Stored items ::
===
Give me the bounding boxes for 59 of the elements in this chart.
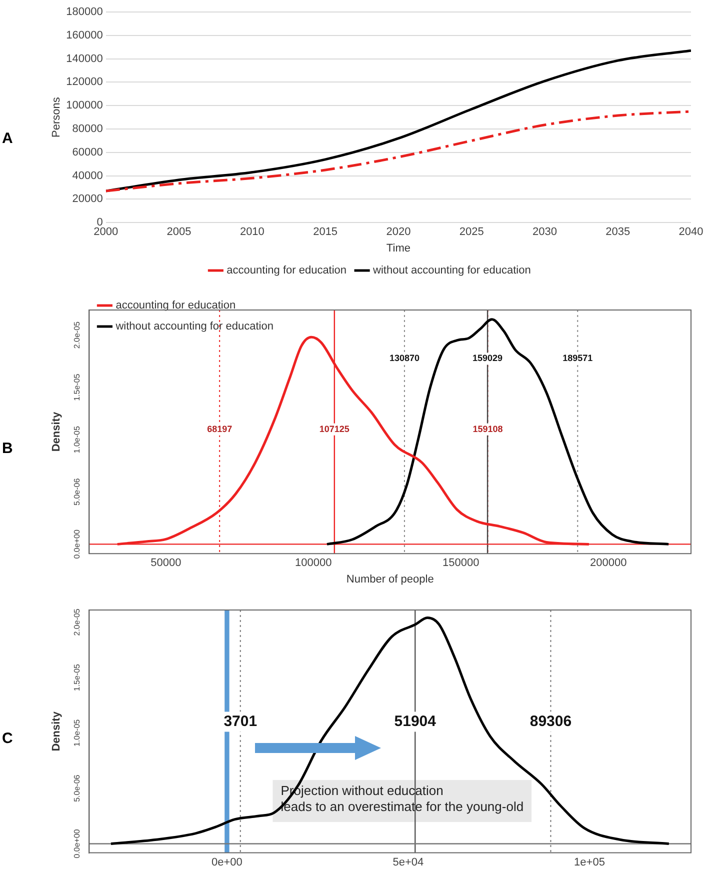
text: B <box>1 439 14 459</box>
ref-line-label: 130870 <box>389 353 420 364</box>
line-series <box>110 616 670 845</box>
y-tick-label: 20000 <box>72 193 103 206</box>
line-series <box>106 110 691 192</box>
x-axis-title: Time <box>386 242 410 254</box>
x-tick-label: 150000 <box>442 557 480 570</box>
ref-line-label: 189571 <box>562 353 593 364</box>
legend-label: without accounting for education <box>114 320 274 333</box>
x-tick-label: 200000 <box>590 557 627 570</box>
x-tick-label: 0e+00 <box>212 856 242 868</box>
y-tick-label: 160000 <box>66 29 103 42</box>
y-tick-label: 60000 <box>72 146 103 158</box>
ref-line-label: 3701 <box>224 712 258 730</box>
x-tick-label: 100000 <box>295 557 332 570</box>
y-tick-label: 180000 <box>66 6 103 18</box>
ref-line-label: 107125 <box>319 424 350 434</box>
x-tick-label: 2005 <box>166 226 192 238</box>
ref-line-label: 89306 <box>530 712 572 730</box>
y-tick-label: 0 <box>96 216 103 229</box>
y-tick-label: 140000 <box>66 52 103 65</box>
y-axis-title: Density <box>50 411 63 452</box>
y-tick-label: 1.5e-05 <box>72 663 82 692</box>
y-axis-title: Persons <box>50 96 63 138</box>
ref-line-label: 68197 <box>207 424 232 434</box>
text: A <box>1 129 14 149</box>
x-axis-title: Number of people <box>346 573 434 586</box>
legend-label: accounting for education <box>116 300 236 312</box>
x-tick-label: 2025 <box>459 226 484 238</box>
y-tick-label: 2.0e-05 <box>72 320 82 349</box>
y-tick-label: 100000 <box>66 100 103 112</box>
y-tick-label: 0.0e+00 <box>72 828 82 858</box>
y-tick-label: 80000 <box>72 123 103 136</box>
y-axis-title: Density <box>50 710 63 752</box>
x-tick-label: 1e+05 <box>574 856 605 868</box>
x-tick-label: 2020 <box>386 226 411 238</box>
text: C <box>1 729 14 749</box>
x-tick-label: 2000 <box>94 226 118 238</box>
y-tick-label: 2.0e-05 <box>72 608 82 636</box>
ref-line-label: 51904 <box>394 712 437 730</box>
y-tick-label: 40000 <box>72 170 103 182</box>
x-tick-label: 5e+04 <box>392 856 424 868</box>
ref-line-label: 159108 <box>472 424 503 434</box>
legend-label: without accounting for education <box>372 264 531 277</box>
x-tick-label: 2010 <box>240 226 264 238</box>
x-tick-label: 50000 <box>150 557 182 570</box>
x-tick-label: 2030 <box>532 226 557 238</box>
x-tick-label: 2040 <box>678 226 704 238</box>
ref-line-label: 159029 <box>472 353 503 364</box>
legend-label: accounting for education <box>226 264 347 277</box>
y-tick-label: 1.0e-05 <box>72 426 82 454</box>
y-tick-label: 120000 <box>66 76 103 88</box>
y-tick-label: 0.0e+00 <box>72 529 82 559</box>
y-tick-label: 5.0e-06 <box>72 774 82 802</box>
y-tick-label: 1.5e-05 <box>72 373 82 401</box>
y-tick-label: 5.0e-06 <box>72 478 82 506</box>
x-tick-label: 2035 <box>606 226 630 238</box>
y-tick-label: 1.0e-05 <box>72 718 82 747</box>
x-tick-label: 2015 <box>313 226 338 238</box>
===
YOUR TASK ::
Edit the lines above so that "Density" becomes "Probability density" everywhere and nothing else changes. Leave the pictures out of your answer.

TASK SOLUTION ::
Give me the bounding boxes for 59 of the elements in this chart.
text: B <box>1 439 14 459</box>
ref-line-label: 130870 <box>389 353 420 364</box>
line-series <box>110 616 670 845</box>
y-tick-label: 20000 <box>72 193 103 206</box>
line-series <box>106 110 691 192</box>
x-axis-title: Time <box>386 242 410 254</box>
x-tick-label: 150000 <box>442 557 480 570</box>
ref-line-label: 189571 <box>562 353 593 364</box>
legend-label: without accounting for education <box>114 320 274 333</box>
x-tick-label: 200000 <box>590 557 627 570</box>
x-tick-label: 0e+00 <box>212 856 242 868</box>
y-tick-label: 160000 <box>66 29 103 42</box>
y-tick-label: 60000 <box>72 146 103 158</box>
ref-line-label: 3701 <box>224 712 258 730</box>
x-tick-label: 100000 <box>295 557 332 570</box>
y-tick-label: 180000 <box>66 6 103 18</box>
ref-line-label: 107125 <box>319 424 350 434</box>
x-tick-label: 2005 <box>166 226 192 238</box>
ref-line-label: 89306 <box>530 712 572 730</box>
y-tick-label: 0 <box>96 216 103 229</box>
y-tick-label: 140000 <box>66 52 103 65</box>
y-axis-title: Probability density <box>50 411 63 452</box>
y-tick-label: 1.5e-05 <box>72 663 82 692</box>
y-axis-title: Persons <box>50 96 63 138</box>
ref-line-label: 68197 <box>207 424 232 434</box>
text: A <box>1 129 14 149</box>
x-axis-title: Number of people <box>346 573 434 586</box>
legend-label: accounting for education <box>116 300 236 312</box>
x-tick-label: 2025 <box>459 226 484 238</box>
y-tick-label: 2.0e-05 <box>72 320 82 349</box>
y-tick-label: 100000 <box>66 100 103 112</box>
y-tick-label: 0.0e+00 <box>72 828 82 858</box>
y-tick-label: 80000 <box>72 123 103 136</box>
y-axis-title: Probability density <box>50 710 63 752</box>
x-tick-label: 1e+05 <box>574 856 605 868</box>
x-tick-label: 2020 <box>386 226 411 238</box>
text: C <box>1 729 14 749</box>
x-tick-label: 2000 <box>94 226 118 238</box>
y-tick-label: 2.0e-05 <box>72 608 82 636</box>
ref-line-label: 51904 <box>394 712 437 730</box>
y-tick-label: 40000 <box>72 170 103 182</box>
x-tick-label: 5e+04 <box>392 856 424 868</box>
ref-line-label: 159108 <box>472 424 503 434</box>
legend-label: without accounting for education <box>372 264 531 277</box>
x-tick-label: 2010 <box>240 226 264 238</box>
x-tick-label: 50000 <box>150 557 182 570</box>
x-tick-label: 2030 <box>532 226 557 238</box>
x-tick-label: 2040 <box>678 226 704 238</box>
ref-line-label: 159029 <box>472 353 503 364</box>
legend-label: accounting for education <box>226 264 347 277</box>
y-tick-label: 1.0e-05 <box>72 426 82 454</box>
y-tick-label: 120000 <box>66 76 103 88</box>
y-tick-label: 0.0e+00 <box>72 529 82 559</box>
y-tick-label: 5.0e-06 <box>72 774 82 802</box>
y-tick-label: 1.5e-05 <box>72 373 82 401</box>
y-tick-label: 5.0e-06 <box>72 478 82 506</box>
x-tick-label: 2035 <box>606 226 630 238</box>
y-tick-label: 1.0e-05 <box>72 718 82 747</box>
x-tick-label: 2015 <box>313 226 338 238</box>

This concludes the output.